Reproduce all the entries precisely.

-*-*-

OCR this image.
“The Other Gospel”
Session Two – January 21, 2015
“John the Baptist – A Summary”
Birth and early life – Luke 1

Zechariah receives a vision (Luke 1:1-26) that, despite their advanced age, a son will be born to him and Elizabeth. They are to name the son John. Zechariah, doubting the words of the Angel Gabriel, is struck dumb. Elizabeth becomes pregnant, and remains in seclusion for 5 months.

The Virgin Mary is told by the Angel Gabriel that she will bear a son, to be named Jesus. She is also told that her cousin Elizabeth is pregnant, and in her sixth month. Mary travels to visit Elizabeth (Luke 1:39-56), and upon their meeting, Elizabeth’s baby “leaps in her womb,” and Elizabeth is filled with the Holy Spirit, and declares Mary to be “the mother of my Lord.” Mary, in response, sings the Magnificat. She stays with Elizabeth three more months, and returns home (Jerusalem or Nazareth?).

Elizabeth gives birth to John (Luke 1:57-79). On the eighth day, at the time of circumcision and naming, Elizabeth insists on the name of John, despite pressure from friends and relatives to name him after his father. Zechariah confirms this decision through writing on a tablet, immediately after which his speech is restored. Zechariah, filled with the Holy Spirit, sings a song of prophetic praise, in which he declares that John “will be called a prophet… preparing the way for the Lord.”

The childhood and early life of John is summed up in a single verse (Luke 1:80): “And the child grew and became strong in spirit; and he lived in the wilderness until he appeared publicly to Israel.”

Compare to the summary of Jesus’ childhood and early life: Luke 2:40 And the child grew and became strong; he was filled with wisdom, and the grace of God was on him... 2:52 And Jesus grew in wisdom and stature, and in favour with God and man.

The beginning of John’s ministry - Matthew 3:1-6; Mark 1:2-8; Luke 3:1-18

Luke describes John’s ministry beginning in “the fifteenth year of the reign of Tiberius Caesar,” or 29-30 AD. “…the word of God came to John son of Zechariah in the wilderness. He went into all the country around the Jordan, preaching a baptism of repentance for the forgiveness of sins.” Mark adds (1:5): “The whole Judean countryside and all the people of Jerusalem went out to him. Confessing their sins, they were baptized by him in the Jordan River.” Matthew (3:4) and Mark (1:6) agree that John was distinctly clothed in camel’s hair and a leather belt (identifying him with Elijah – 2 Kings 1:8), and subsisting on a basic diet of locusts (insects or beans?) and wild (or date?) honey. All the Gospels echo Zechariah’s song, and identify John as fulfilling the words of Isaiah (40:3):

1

-*-*-

== Result for this task ==
OCR this image.
“The Other Gospel”
Session Two – January 21, 2015
“John the Baptist – A Summary”
Birth and early life – Luke 1

Zechariah receives a vision (Luke 1:1-26) that, despite their advanced age, a son will be born to him and Elizabeth. They are to name the son John. Zechariah, doubting the words of the Angel Gabriel, is struck dumb. Elizabeth becomes pregnant, and remains in seclusion for 5 months.

The Virgin Mary is told by the Angel Gabriel that she will bear a son, to be named Jesus. She is also told that her cousin Elizabeth is pregnant, and in her sixth month. Mary travels to visit Elizabeth (Luke 1:39-56), and upon their meeting, Elizabeth’s baby “leaps in her womb,” and Elizabeth is filled with the Holy Spirit, and declares Mary to be “the mother of my Lord.” Mary, in response, sings the Magnificat. She stays with Elizabeth three more months, and returns home (Jerusalem or Nazareth?).

Elizabeth gives birth to John (Luke 1:57-79). On the eighth day, at the time of circumcision and naming, Elizabeth insists on the name of John, despite pressure from friends and relatives to name him after his father. Zechariah confirms this decision through writing on a tablet, immediately after which his speech is restored. Zechariah, filled with the Holy Spirit, sings a song of prophetic praise, in which he declares that John “will be called a prophet… preparing the way for the Lord.”

The childhood and early life of John is summed up in a single verse (Luke 1:80): “And the child grew and became strong in spirit; and he lived in the wilderness until he appeared publicly to Israel.”

Compare to the summary of Jesus’ childhood and early life: Luke 2:40 And the child grew and became strong; he was filled with wisdom, and the grace of God was on him... 2:52 And Jesus grew in wisdom and stature, and in favour with God and man.

The beginning of John’s ministry - Matthew 3:1-6; Mark 1:2-8; Luke 3:1-18

Luke describes John’s ministry beginning in “the fifteenth year of the reign of Tiberius Caesar,” or 29-30 AD. “…the word of God came to John son of Zechariah in the wilderness. He went into all the country around the Jordan, preaching a baptism of repentance for the forgiveness of sins.” Mark adds (1:5): “The whole Judean countryside and all the people of Jerusalem went out to him. Confessing their sins, they were baptized by him in the Jordan River.” Matthew (3:4) and Mark (1:6) agree that John was distinctly clothed in camel’s hair and a leather belt (identifying him with Elijah – 2 Kings 1:8), and subsisting on a basic diet of locusts (insects or beans?) and wild (or date?) honey. All the Gospels echo Zechariah’s song, and identify John as fulfilling the words of Isaiah (40:3):

1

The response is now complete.